## DIRECTION
Rewrite the entries from the first line through the line containing "dim-10: 10 [296, 611, 310, 625]", changing "front-view" to "main-view" and leaving everything else the same.

## INPUT FOR THIS TASK
+-------+

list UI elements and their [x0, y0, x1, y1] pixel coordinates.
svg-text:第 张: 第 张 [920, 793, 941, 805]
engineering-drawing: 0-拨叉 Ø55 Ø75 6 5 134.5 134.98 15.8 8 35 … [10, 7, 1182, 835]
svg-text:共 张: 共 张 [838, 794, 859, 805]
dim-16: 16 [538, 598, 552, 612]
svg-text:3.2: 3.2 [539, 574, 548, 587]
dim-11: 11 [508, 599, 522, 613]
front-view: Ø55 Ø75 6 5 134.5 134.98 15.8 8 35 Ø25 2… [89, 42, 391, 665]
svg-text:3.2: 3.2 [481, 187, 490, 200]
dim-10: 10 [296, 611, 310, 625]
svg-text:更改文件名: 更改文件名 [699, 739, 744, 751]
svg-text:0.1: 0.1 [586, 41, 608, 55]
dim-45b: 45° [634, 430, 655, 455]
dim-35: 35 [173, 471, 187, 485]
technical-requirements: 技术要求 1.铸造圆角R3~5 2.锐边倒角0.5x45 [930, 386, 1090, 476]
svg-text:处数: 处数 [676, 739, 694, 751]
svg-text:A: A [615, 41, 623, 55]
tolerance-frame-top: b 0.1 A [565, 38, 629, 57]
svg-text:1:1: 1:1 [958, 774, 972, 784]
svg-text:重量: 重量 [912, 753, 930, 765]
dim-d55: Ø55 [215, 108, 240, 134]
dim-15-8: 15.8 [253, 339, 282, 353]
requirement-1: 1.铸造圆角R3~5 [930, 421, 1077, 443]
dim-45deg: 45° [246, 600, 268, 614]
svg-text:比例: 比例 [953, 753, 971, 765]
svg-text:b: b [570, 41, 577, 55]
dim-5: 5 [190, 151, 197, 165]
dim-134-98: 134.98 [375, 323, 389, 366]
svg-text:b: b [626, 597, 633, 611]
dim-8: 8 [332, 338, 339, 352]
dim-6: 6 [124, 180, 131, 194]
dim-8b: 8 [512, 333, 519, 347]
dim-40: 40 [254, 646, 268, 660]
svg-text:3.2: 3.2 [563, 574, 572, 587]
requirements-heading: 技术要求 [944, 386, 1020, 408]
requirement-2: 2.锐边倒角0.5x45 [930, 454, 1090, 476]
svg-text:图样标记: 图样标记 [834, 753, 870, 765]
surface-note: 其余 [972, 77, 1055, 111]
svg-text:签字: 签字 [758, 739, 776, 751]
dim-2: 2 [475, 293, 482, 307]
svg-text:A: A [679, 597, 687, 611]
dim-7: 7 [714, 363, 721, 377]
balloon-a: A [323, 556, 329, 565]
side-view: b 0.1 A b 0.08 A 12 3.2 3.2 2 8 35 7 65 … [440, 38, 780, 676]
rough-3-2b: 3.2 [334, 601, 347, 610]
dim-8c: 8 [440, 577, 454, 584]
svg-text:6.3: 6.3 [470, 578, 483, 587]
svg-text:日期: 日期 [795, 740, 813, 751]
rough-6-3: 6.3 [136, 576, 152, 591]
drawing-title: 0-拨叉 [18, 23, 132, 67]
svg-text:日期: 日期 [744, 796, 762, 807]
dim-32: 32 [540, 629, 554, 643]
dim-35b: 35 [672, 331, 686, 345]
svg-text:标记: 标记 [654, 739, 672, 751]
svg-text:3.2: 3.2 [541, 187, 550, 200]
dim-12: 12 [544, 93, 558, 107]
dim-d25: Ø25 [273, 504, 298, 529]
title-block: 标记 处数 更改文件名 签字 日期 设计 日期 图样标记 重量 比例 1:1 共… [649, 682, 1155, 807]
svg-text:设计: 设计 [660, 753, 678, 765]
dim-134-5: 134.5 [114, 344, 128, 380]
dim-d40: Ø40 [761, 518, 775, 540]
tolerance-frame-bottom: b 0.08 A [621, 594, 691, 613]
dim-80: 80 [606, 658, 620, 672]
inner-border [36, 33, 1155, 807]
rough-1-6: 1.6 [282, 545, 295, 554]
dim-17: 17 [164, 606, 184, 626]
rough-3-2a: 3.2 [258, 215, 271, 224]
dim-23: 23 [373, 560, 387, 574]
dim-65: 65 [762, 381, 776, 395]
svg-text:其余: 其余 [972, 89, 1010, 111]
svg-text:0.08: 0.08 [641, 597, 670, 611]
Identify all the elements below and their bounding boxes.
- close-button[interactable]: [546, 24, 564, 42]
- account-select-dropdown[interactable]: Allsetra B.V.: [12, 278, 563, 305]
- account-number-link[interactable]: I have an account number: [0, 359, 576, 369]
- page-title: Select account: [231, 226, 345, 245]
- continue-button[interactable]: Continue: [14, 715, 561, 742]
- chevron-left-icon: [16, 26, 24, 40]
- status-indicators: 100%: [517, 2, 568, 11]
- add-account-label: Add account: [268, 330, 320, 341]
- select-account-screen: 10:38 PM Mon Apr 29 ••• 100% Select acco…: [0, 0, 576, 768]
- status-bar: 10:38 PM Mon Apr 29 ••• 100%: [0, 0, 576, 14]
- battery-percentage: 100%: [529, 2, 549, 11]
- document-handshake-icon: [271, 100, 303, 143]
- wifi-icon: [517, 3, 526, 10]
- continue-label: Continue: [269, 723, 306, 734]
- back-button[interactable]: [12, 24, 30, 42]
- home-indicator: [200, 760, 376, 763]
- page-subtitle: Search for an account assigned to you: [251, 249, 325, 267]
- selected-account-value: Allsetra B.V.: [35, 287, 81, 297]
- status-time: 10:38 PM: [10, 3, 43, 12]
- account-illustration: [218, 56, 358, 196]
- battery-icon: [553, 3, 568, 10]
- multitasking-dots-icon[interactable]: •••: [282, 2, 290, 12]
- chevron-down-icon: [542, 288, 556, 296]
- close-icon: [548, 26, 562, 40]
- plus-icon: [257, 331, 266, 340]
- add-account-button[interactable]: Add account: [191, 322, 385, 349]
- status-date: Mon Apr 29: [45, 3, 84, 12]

+-------+

## FULL SOLUTION
list UI elements and their [x0, y0, x1, y1] pixel coordinates.
svg-text:第 张: 第 张 [920, 793, 941, 805]
engineering-drawing: 0-拨叉 Ø55 Ø75 6 5 134.5 134.98 15.8 8 35 … [10, 7, 1182, 835]
svg-text:共 张: 共 张 [838, 794, 859, 805]
dim-16: 16 [538, 598, 552, 612]
svg-text:3.2: 3.2 [539, 574, 548, 587]
dim-11: 11 [508, 599, 522, 613]
main-view: Ø55 Ø75 6 5 134.5 134.98 15.8 8 35 Ø25 2… [89, 42, 391, 665]
svg-text:3.2: 3.2 [481, 187, 490, 200]
dim-10: 10 [296, 611, 310, 625]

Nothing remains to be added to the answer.